Given exercise
Every line containing the word "screenshot" needs to be found and copied.

Task data
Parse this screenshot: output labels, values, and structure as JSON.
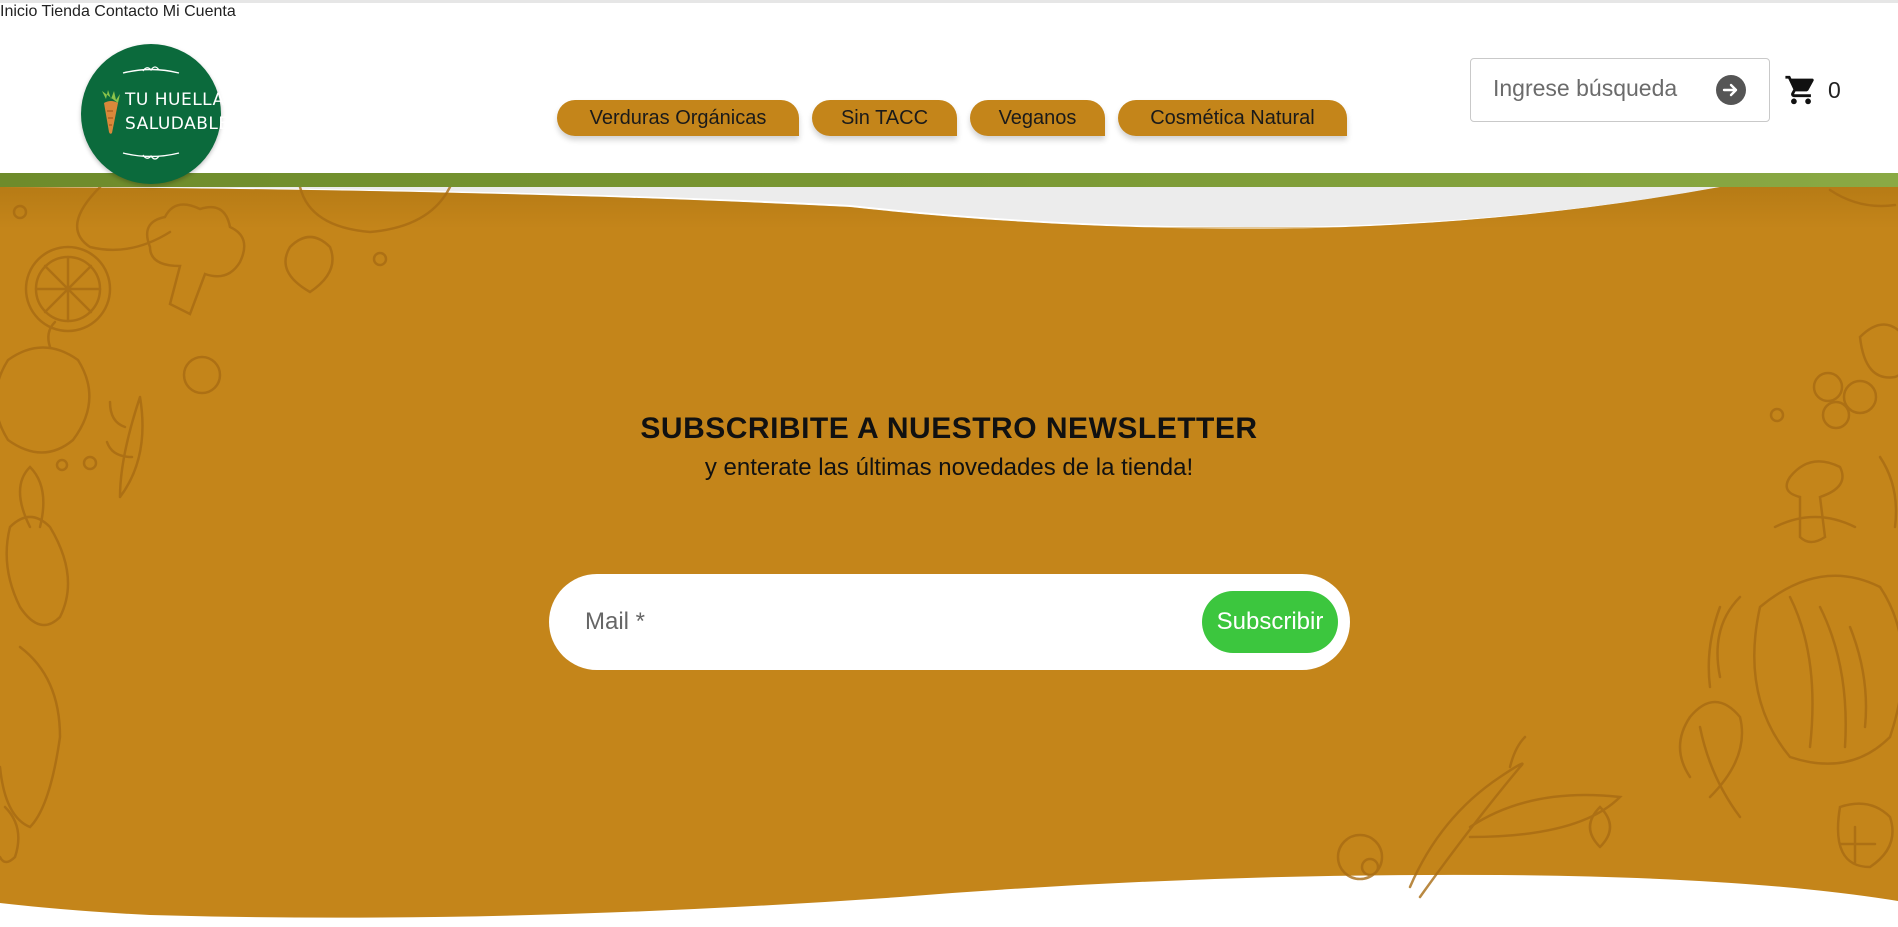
{
  "brand": {
    "name_line1": "TU HUELLA",
    "name_line2": "SALUDABLE",
    "color": "#0b6a3c"
  },
  "nav": {
    "items": [
      {
        "label": "Inicio"
      },
      {
        "label": "Tienda"
      },
      {
        "label": "Contacto"
      },
      {
        "label": "Mi Cuenta"
      }
    ]
  },
  "categories": [
    {
      "label": "Verduras Orgánicas"
    },
    {
      "label": "Sin TACC"
    },
    {
      "label": "Veganos"
    },
    {
      "label": "Cosmética Natural"
    }
  ],
  "search": {
    "placeholder": "Ingrese búsqueda",
    "icon": "arrow-right-circle-icon"
  },
  "cart": {
    "icon": "cart-icon",
    "count": "0"
  },
  "newsletter": {
    "title": "SUBSCRIBITE A NUESTRO NEWSLETTER",
    "subtitle": "y enteratе las últimas novedades de la tienda!",
    "email_placeholder": "Mail *",
    "button_label": "Subscribir"
  },
  "colors": {
    "accent_mustard": "#c4851a",
    "green_bar": "#7a9833",
    "subscribe_button": "#3cc63e"
  }
}
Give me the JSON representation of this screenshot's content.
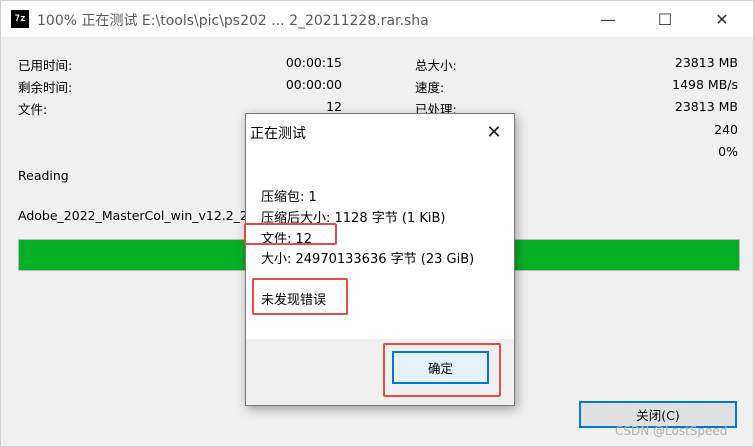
{
  "window": {
    "icon_text": "7z",
    "title": "100% 正在测试 E:\\tools\\pic\\ps202 ... 2_20211228.rar.sha"
  },
  "stats_left": [
    {
      "label": "已用时间:",
      "value": "00:00:15"
    },
    {
      "label": "剩余时间:",
      "value": "00:00:00"
    },
    {
      "label": "文件:",
      "value": "12"
    }
  ],
  "stats_right": [
    {
      "label": "总大小:",
      "value": "23813 MB"
    },
    {
      "label": "速度:",
      "value": "1498 MB/s"
    },
    {
      "label": "已处理:",
      "value": "23813 MB"
    },
    {
      "label": "",
      "value": "240"
    },
    {
      "label": "",
      "value": "0%"
    }
  ],
  "status": "Reading",
  "current_file": "Adobe_2022_MasterCol_win_v12.2_20",
  "progress": {
    "percent": 100,
    "color": "#06b025"
  },
  "close_button": "关闭(C)",
  "watermark": "CSDN @LostSpeed",
  "dialog": {
    "title": "正在测试",
    "lines": [
      "压缩包:  1",
      "压缩后大小: 1128 字节 (1 KiB)",
      "文件: 12",
      "大小: 24970133636 字节 (23 GiB)"
    ],
    "result": "未发现错误",
    "ok_button": "确定"
  },
  "highlight_color": "#e44b4b",
  "accent_color": "#0078d7"
}
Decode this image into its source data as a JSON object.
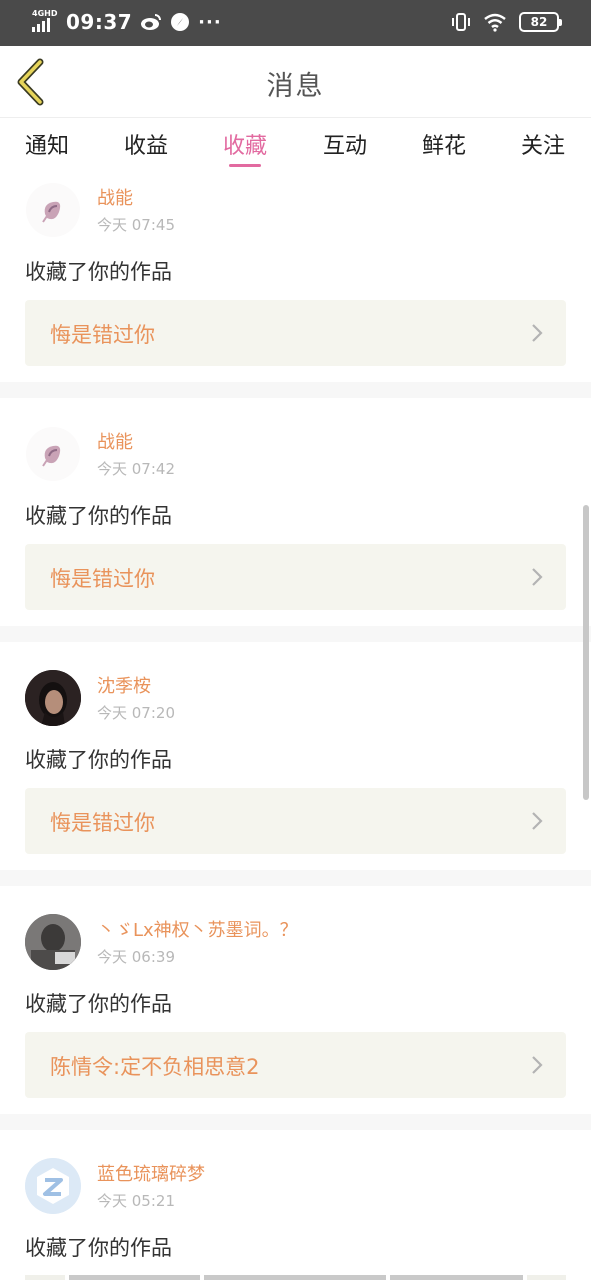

Solution for this problem
Parse this screenshot: output labels, values, and structure as JSON.
Give me the JSON representation of this screenshot's content.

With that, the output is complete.